# Set problem
Output the records exactly as they appear, with no pictures included.

# Extracted material
/---

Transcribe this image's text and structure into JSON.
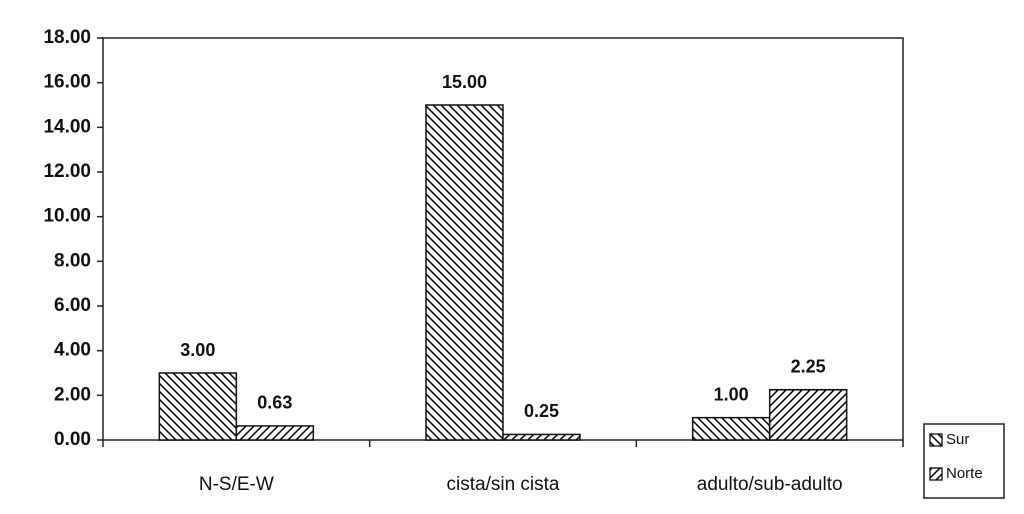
{
  "chart_data": {
    "type": "bar",
    "categories": [
      "N-S/E-W",
      "cista/sin cista",
      "adulto/sub-adulto"
    ],
    "series": [
      {
        "name": "Sur",
        "color": "#111111",
        "hatch": "backslash",
        "values": [
          3,
          15,
          1
        ],
        "value_labels": [
          "3.00",
          "15.00",
          "1.00"
        ]
      },
      {
        "name": "Norte",
        "color": "#111111",
        "hatch": "slash",
        "values": [
          0.63,
          0.25,
          2.25
        ],
        "value_labels": [
          "0.63",
          "0.25",
          "2.25"
        ]
      }
    ],
    "ylim": [
      0,
      18
    ],
    "yticks": [
      {
        "value": 0,
        "label": "0.00"
      },
      {
        "value": 2,
        "label": "2.00"
      },
      {
        "value": 4,
        "label": "4.00"
      },
      {
        "value": 6,
        "label": "6.00"
      },
      {
        "value": 8,
        "label": "8.00"
      },
      {
        "value": 10,
        "label": "10.00"
      },
      {
        "value": 12,
        "label": "12.00"
      },
      {
        "value": 14,
        "label": "14.00"
      },
      {
        "value": 16,
        "label": "16.00"
      },
      {
        "value": 18,
        "label": "18.00"
      }
    ],
    "grid": false,
    "legend": "lower right"
  }
}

\---

# Result of the task
Transcribe this image's text and structure into JSON.
{
  "chart_data": {
    "type": "bar",
    "categories": [
      "N-S/E-W",
      "cista/sin cista",
      "adulto/sub-adulto"
    ],
    "series": [
      {
        "name": "Sur",
        "color": "#111111",
        "hatch": "backslash",
        "values": [
          3,
          15,
          1
        ],
        "value_labels": [
          "3.00",
          "15.00",
          "1.00"
        ]
      },
      {
        "name": "Norte",
        "color": "#111111",
        "hatch": "slash",
        "values": [
          0.63,
          0.25,
          2.25
        ],
        "value_labels": [
          "0.63",
          "0.25",
          "2.25"
        ]
      }
    ],
    "ylim": [
      0,
      18
    ],
    "yticks": [
      {
        "value": 0,
        "label": "0.00"
      },
      {
        "value": 2,
        "label": "2.00"
      },
      {
        "value": 4,
        "label": "4.00"
      },
      {
        "value": 6,
        "label": "6.00"
      },
      {
        "value": 8,
        "label": "8.00"
      },
      {
        "value": 10,
        "label": "10.00"
      },
      {
        "value": 12,
        "label": "12.00"
      },
      {
        "value": 14,
        "label": "14.00"
      },
      {
        "value": 16,
        "label": "16.00"
      },
      {
        "value": 18,
        "label": "18.00"
      }
    ],
    "grid": false,
    "legend": "lower right"
  }
}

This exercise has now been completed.